#### Materials provided
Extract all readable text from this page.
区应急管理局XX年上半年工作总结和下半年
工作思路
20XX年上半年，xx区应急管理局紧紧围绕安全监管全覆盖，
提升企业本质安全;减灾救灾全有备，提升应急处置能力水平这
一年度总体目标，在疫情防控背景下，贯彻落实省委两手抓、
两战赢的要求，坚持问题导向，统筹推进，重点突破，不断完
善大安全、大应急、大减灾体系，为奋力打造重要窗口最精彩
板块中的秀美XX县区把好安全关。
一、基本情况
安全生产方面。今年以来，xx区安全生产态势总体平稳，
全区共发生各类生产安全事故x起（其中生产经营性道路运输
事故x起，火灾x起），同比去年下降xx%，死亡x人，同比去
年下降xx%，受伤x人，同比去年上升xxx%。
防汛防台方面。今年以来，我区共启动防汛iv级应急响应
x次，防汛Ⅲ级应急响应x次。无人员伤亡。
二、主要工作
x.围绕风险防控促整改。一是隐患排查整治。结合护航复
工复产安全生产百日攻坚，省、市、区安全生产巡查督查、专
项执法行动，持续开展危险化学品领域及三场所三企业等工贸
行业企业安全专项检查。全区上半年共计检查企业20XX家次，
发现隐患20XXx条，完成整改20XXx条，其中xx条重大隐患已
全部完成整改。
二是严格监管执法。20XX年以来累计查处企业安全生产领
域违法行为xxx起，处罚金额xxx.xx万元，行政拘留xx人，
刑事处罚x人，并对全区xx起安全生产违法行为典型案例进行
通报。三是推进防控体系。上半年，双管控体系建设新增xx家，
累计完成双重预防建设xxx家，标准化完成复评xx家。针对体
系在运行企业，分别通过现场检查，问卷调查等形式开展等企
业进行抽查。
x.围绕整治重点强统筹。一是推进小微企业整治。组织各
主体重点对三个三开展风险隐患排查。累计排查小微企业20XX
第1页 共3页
########
#### Materials provided
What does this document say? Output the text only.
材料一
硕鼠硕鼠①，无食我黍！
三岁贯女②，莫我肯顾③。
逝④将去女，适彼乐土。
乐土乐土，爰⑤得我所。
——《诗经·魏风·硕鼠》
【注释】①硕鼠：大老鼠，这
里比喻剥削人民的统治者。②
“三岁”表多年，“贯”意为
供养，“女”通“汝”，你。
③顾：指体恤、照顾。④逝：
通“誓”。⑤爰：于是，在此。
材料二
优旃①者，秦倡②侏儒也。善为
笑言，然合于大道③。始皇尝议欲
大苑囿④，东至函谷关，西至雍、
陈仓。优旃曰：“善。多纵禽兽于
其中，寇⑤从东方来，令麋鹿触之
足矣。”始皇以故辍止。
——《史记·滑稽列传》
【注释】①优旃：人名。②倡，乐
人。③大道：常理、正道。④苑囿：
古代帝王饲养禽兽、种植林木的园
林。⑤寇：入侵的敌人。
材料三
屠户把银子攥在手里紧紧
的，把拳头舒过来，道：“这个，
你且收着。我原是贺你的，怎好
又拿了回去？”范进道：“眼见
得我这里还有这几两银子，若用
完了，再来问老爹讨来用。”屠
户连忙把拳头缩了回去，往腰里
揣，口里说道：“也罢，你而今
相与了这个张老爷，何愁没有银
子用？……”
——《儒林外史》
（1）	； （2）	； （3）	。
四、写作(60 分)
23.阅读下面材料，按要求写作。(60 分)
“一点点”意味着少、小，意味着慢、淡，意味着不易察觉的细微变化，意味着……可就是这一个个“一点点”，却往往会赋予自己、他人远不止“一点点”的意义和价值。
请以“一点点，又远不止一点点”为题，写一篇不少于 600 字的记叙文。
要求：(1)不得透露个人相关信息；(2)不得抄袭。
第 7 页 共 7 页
########
From the data, pick out every line that includes "今年以来".

安全生产方面。今年以来，xx区安全生产态势总体平稳，
防汛防台方面。今年以来，我区共启动防汛iv级应急响应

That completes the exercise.